A block of data:
= = = = =

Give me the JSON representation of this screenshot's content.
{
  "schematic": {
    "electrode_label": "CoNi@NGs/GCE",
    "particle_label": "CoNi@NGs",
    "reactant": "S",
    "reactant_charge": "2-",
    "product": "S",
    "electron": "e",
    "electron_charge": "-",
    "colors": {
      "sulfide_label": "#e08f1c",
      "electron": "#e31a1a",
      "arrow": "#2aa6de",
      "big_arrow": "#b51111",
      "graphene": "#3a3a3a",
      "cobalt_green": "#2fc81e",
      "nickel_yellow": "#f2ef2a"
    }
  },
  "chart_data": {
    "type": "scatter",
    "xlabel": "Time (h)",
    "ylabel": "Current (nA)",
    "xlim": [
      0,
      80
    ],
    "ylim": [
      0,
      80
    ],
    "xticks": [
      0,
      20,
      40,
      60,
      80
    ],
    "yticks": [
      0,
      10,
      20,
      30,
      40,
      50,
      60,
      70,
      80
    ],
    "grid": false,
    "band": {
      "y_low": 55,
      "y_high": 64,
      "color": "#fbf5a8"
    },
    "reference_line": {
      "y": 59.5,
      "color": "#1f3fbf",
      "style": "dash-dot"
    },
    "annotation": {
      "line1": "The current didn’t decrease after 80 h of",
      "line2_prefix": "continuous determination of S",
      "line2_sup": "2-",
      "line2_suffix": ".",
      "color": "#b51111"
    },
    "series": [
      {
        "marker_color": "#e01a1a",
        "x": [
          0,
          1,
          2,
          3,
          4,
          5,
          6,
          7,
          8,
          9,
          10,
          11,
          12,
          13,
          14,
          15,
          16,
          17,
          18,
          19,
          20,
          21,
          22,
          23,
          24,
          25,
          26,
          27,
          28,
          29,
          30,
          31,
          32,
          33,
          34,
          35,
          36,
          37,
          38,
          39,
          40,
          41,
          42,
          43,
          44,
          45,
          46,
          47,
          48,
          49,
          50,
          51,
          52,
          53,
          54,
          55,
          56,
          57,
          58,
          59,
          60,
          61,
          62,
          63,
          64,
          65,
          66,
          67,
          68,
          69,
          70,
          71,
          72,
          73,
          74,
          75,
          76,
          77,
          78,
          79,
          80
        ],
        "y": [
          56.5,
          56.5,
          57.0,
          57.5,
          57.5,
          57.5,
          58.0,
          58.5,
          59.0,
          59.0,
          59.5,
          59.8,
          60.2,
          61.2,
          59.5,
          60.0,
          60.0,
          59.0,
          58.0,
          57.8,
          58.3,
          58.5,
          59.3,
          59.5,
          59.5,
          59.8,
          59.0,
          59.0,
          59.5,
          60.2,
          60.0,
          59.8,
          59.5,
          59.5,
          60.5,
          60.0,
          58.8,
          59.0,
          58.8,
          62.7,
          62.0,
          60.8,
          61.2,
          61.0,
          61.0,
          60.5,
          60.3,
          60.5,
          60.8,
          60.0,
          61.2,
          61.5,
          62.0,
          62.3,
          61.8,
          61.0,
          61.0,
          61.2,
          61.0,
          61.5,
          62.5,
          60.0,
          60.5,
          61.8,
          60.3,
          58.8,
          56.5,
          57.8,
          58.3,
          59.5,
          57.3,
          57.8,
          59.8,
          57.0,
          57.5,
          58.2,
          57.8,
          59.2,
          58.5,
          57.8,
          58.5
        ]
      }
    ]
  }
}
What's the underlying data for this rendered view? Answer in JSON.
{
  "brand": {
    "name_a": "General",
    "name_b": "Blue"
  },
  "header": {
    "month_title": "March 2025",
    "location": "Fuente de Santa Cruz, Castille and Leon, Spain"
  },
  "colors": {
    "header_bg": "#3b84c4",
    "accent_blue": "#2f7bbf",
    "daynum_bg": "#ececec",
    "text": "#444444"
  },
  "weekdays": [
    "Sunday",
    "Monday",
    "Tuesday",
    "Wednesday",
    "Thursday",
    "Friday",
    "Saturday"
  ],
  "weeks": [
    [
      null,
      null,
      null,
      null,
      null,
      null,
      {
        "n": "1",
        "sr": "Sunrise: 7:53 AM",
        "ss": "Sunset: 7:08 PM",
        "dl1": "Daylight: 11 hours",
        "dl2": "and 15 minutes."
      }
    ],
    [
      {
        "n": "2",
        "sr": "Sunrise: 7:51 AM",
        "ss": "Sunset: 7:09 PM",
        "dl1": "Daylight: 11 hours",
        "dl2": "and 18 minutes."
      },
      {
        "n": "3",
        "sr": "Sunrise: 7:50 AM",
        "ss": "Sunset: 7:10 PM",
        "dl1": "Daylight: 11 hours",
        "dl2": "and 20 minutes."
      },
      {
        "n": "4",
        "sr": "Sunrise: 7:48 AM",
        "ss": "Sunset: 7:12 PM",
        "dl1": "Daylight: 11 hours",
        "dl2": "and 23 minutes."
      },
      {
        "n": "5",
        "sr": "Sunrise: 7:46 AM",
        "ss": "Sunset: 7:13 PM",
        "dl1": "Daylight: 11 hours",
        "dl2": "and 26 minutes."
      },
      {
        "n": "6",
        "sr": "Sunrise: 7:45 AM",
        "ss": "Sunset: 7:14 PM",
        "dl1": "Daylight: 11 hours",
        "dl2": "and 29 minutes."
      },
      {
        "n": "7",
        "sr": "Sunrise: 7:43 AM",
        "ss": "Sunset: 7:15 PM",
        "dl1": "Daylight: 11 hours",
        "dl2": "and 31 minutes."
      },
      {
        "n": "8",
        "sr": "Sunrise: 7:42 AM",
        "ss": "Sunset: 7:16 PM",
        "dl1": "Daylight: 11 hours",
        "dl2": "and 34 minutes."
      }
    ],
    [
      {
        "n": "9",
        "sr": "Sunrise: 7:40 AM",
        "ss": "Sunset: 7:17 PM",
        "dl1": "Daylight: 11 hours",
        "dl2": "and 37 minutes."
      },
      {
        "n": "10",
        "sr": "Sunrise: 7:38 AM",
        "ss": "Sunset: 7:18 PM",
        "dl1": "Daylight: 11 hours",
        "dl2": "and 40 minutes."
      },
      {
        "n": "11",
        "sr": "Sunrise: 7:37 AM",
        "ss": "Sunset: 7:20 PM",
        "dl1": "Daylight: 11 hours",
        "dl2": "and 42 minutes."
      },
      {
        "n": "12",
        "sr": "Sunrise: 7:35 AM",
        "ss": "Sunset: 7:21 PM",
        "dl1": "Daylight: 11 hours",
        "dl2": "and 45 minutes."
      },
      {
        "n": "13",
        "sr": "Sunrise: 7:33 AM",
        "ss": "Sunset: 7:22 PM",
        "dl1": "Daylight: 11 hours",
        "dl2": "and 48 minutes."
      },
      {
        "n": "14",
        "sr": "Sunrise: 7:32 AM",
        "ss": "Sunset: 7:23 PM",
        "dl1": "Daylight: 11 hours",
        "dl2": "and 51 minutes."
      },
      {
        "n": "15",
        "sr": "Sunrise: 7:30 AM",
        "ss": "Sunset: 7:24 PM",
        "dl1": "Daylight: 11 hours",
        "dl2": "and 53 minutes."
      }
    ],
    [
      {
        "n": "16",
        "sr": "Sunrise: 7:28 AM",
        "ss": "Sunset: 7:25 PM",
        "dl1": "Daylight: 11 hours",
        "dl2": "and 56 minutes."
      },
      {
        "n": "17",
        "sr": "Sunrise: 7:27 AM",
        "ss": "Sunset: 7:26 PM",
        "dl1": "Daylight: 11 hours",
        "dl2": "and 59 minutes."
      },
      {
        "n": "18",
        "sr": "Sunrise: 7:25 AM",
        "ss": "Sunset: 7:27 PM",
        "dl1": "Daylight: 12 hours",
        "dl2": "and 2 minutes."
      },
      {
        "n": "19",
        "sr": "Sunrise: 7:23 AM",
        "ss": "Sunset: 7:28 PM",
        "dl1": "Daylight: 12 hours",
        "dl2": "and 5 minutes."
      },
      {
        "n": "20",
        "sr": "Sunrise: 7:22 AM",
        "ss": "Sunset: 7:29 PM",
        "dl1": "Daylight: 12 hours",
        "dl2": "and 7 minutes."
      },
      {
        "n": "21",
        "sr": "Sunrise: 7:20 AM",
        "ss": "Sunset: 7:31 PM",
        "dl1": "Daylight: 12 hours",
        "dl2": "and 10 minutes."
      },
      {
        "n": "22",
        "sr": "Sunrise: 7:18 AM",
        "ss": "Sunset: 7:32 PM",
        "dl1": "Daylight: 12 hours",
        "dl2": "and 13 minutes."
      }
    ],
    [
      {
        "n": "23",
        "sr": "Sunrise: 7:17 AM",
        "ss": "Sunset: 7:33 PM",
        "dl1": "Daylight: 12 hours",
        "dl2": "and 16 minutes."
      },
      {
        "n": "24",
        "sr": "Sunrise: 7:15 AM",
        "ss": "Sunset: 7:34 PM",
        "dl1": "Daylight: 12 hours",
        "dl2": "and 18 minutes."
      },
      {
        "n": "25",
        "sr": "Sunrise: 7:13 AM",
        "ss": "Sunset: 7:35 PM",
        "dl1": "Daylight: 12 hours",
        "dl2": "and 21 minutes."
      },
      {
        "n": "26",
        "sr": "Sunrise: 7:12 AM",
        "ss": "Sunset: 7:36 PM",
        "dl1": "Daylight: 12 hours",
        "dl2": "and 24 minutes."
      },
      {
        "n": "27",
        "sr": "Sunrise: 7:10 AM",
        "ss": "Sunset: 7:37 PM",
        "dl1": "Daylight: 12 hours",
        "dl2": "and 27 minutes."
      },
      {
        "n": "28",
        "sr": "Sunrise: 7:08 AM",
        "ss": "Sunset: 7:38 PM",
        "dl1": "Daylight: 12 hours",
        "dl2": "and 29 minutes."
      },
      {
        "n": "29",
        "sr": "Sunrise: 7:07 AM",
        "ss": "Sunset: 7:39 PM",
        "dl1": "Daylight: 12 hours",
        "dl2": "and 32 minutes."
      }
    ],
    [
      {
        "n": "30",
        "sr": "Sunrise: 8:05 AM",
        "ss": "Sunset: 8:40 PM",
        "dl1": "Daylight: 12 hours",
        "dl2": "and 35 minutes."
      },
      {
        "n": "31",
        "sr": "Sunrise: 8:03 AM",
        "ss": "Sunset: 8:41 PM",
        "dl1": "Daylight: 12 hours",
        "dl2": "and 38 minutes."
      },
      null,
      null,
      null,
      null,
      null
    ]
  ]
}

= = = = =

What the task asks: Show every line that contains the word "this".

Worked answer:
Give me the JSON representation of this screenshot's content.
What's the underlying data for this rendered view? Answer in JSON.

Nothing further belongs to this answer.